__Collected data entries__
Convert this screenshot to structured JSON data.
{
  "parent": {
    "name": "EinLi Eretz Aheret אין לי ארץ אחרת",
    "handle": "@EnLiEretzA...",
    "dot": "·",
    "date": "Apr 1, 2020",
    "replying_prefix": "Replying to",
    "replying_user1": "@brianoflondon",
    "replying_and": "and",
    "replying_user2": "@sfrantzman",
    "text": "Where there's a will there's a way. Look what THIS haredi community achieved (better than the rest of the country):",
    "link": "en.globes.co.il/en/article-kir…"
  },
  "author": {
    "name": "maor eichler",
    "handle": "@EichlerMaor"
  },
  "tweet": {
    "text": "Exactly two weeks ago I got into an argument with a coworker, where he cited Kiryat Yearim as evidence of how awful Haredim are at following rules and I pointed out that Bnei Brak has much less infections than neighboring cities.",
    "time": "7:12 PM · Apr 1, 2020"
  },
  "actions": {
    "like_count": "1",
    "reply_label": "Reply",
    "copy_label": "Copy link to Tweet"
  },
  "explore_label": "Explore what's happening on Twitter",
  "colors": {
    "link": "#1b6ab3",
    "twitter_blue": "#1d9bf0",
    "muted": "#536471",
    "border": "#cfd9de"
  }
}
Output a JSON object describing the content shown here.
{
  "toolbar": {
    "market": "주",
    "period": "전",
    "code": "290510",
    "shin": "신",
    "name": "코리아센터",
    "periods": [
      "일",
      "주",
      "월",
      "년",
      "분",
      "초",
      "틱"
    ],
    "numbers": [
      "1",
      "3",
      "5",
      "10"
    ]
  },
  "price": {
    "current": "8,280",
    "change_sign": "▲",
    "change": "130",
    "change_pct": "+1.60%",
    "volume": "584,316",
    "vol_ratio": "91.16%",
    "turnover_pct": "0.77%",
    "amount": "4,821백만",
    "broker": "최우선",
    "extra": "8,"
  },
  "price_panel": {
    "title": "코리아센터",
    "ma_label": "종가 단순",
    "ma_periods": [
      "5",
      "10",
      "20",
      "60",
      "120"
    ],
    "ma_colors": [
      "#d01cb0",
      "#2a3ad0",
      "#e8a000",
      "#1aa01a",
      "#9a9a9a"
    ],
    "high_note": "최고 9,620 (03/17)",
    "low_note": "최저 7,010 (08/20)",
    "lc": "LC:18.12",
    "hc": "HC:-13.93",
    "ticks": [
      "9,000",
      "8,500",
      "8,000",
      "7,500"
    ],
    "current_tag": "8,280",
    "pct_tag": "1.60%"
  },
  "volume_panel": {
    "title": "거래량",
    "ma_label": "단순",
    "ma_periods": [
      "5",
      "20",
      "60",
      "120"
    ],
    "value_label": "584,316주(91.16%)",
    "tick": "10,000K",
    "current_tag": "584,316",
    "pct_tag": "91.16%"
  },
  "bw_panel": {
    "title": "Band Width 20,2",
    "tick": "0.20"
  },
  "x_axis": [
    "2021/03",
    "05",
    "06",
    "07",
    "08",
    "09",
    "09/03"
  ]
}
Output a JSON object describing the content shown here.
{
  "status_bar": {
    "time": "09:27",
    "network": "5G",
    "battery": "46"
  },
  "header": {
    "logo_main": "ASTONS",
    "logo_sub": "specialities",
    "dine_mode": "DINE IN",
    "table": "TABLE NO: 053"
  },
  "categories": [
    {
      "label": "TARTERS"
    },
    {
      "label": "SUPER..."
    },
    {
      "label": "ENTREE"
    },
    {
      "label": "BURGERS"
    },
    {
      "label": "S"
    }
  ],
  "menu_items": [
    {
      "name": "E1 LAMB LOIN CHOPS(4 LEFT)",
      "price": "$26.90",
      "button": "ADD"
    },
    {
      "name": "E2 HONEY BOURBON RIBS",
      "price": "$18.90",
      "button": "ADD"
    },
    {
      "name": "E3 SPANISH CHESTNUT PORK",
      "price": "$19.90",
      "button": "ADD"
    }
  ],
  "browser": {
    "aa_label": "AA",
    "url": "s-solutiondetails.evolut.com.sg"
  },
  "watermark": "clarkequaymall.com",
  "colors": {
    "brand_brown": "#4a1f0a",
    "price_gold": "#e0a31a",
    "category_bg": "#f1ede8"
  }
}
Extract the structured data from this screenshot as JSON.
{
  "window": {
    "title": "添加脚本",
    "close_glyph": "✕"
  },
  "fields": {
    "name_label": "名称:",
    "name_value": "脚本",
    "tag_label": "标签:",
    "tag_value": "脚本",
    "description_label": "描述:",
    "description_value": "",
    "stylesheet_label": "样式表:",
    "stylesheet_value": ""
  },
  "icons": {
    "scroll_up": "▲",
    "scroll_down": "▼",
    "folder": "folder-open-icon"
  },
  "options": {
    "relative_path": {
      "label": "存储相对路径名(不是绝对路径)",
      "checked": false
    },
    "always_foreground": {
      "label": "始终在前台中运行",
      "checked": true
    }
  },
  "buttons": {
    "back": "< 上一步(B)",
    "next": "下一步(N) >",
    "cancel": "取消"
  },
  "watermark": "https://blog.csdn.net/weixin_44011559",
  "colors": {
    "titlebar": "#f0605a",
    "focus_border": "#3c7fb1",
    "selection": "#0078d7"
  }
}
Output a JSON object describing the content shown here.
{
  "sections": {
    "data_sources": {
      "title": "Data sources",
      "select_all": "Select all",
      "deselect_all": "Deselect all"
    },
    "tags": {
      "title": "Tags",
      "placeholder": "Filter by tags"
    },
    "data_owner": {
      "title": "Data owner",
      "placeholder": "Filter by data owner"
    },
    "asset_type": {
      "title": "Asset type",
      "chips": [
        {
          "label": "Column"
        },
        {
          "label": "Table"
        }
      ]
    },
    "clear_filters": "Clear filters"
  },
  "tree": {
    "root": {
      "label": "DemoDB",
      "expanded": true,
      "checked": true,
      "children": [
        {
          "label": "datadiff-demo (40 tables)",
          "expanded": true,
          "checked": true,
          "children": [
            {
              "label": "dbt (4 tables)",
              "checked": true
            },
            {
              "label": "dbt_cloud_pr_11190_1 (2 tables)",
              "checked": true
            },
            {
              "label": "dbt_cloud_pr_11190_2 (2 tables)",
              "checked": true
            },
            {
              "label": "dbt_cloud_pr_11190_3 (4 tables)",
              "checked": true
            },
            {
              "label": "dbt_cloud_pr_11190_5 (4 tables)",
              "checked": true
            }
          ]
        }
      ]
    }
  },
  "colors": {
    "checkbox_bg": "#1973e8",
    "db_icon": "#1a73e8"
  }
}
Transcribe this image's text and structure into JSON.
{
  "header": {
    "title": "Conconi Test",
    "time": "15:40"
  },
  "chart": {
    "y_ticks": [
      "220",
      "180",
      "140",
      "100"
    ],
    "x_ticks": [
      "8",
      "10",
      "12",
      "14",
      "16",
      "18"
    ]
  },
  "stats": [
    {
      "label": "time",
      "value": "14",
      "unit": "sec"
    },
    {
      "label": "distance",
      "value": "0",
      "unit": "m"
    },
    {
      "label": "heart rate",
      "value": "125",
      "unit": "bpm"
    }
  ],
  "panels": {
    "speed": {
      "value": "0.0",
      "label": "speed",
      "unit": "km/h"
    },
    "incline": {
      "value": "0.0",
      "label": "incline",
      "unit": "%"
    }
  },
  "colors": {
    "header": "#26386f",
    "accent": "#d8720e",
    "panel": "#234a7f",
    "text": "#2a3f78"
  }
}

__Direction__
Restate all of the entries exactly, please.

__The result__
Convert this screenshot to structured JSON data.
{
  "parent": {
    "name": "EinLi Eretz Aheret אין לי ארץ אחרת",
    "handle": "@EnLiEretzA...",
    "dot": "·",
    "date": "Apr 1, 2020",
    "replying_prefix": "Replying to",
    "replying_user1": "@brianoflondon",
    "replying_and": "and",
    "replying_user2": "@sfrantzman",
    "text": "Where there's a will there's a way. Look what THIS haredi community achieved (better than the rest of the country):",
    "link": "en.globes.co.il/en/article-kir…"
  },
  "author": {
    "name": "maor eichler",
    "handle": "@EichlerMaor"
  },
  "tweet": {
    "text": "Exactly two weeks ago I got into an argument with a coworker, where he cited Kiryat Yearim as evidence of how awful Haredim are at following rules and I pointed out that Bnei Brak has much less infections than neighboring cities.",
    "time": "7:12 PM · Apr 1, 2020"
  },
  "actions": {
    "like_count": "1",
    "reply_label": "Reply",
    "copy_label": "Copy link to Tweet"
  },
  "explore_label": "Explore what's happening on Twitter",
  "colors": {
    "link": "#1b6ab3",
    "twitter_blue": "#1d9bf0",
    "muted": "#536471",
    "border": "#cfd9de"
  }
}
Output a JSON object describing the content shown here.
{
  "toolbar": {
    "market": "주",
    "period": "전",
    "code": "290510",
    "shin": "신",
    "name": "코리아센터",
    "periods": [
      "일",
      "주",
      "월",
      "년",
      "분",
      "초",
      "틱"
    ],
    "numbers": [
      "1",
      "3",
      "5",
      "10"
    ]
  },
  "price": {
    "current": "8,280",
    "change_sign": "▲",
    "change": "130",
    "change_pct": "+1.60%",
    "volume": "584,316",
    "vol_ratio": "91.16%",
    "turnover_pct": "0.77%",
    "amount": "4,821백만",
    "broker": "최우선",
    "extra": "8,"
  },
  "price_panel": {
    "title": "코리아센터",
    "ma_label": "종가 단순",
    "ma_periods": [
      "5",
      "10",
      "20",
      "60",
      "120"
    ],
    "ma_colors": [
      "#d01cb0",
      "#2a3ad0",
      "#e8a000",
      "#1aa01a",
      "#9a9a9a"
    ],
    "high_note": "최고 9,620 (03/17)",
    "low_note": "최저 7,010 (08/20)",
    "lc": "LC:18.12",
    "hc": "HC:-13.93",
    "ticks": [
      "9,000",
      "8,500",
      "8,000",
      "7,500"
    ],
    "current_tag": "8,280",
    "pct_tag": "1.60%"
  },
  "volume_panel": {
    "title": "거래량",
    "ma_label": "단순",
    "ma_periods": [
      "5",
      "20",
      "60",
      "120"
    ],
    "value_label": "584,316주(91.16%)",
    "tick": "10,000K",
    "current_tag": "584,316",
    "pct_tag": "91.16%"
  },
  "bw_panel": {
    "title": "Band Width 20,2",
    "tick": "0.20"
  },
  "x_axis": [
    "2021/03",
    "05",
    "06",
    "07",
    "08",
    "09",
    "09/03"
  ]
}
Output a JSON object describing the content shown here.
{
  "status_bar": {
    "time": "09:27",
    "network": "5G",
    "battery": "46"
  },
  "header": {
    "logo_main": "ASTONS",
    "logo_sub": "specialities",
    "dine_mode": "DINE IN",
    "table": "TABLE NO: 053"
  },
  "categories": [
    {
      "label": "TARTERS"
    },
    {
      "label": "SUPER..."
    },
    {
      "label": "ENTREE"
    },
    {
      "label": "BURGERS"
    },
    {
      "label": "S"
    }
  ],
  "menu_items": [
    {
      "name": "E1 LAMB LOIN CHOPS(4 LEFT)",
      "price": "$26.90",
      "button": "ADD"
    },
    {
      "name": "E2 HONEY BOURBON RIBS",
      "price": "$18.90",
      "button": "ADD"
    },
    {
      "name": "E3 SPANISH CHESTNUT PORK",
      "price": "$19.90",
      "button": "ADD"
    }
  ],
  "browser": {
    "aa_label": "AA",
    "url": "s-solutiondetails.evolut.com.sg"
  },
  "watermark": "clarkequaymall.com",
  "colors": {
    "brand_brown": "#4a1f0a",
    "price_gold": "#e0a31a",
    "category_bg": "#f1ede8"
  }
}
Extract the structured data from this screenshot as JSON.
{
  "window": {
    "title": "添加脚本",
    "close_glyph": "✕"
  },
  "fields": {
    "name_label": "名称:",
    "name_value": "脚本",
    "tag_label": "标签:",
    "tag_value": "脚本",
    "description_label": "描述:",
    "description_value": "",
    "stylesheet_label": "样式表:",
    "stylesheet_value": ""
  },
  "icons": {
    "scroll_up": "▲",
    "scroll_down": "▼",
    "folder": "folder-open-icon"
  },
  "options": {
    "relative_path": {
      "label": "存储相对路径名(不是绝对路径)",
      "checked": false
    },
    "always_foreground": {
      "label": "始终在前台中运行",
      "checked": true
    }
  },
  "buttons": {
    "back": "< 上一步(B)",
    "next": "下一步(N) >",
    "cancel": "取消"
  },
  "watermark": "https://blog.csdn.net/weixin_44011559",
  "colors": {
    "titlebar": "#f0605a",
    "focus_border": "#3c7fb1",
    "selection": "#0078d7"
  }
}
Output a JSON object describing the content shown here.
{
  "sections": {
    "data_sources": {
      "title": "Data sources",
      "select_all": "Select all",
      "deselect_all": "Deselect all"
    },
    "tags": {
      "title": "Tags",
      "placeholder": "Filter by tags"
    },
    "data_owner": {
      "title": "Data owner",
      "placeholder": "Filter by data owner"
    },
    "asset_type": {
      "title": "Asset type",
      "chips": [
        {
          "label": "Column"
        },
        {
          "label": "Table"
        }
      ]
    },
    "clear_filters": "Clear filters"
  },
  "tree": {
    "root": {
      "label": "DemoDB",
      "expanded": true,
      "checked": true,
      "children": [
        {
          "label": "datadiff-demo (40 tables)",
          "expanded": true,
          "checked": true,
          "children": [
            {
              "label": "dbt (4 tables)",
              "checked": true
            },
            {
              "label": "dbt_cloud_pr_11190_1 (2 tables)",
              "checked": true
            },
            {
              "label": "dbt_cloud_pr_11190_2 (2 tables)",
              "checked": true
            },
            {
              "label": "dbt_cloud_pr_11190_3 (4 tables)",
              "checked": true
            },
            {
              "label": "dbt_cloud_pr_11190_5 (4 tables)",
              "checked": true
            }
          ]
        }
      ]
    }
  },
  "colors": {
    "checkbox_bg": "#1973e8",
    "db_icon": "#1a73e8"
  }
}
Transcribe this image's text and structure into JSON.
{
  "header": {
    "title": "Conconi Test",
    "time": "15:40"
  },
  "chart": {
    "y_ticks": [
      "220",
      "180",
      "140",
      "100"
    ],
    "x_ticks": [
      "8",
      "10",
      "12",
      "14",
      "16",
      "18"
    ]
  },
  "stats": [
    {
      "label": "time",
      "value": "14",
      "unit": "sec"
    },
    {
      "label": "distance",
      "value": "0",
      "unit": "m"
    },
    {
      "label": "heart rate",
      "value": "125",
      "unit": "bpm"
    }
  ],
  "panels": {
    "speed": {
      "value": "0.0",
      "label": "speed",
      "unit": "km/h"
    },
    "incline": {
      "value": "0.0",
      "label": "incline",
      "unit": "%"
    }
  },
  "colors": {
    "header": "#26386f",
    "accent": "#d8720e",
    "panel": "#234a7f",
    "text": "#2a3f78"
  }
}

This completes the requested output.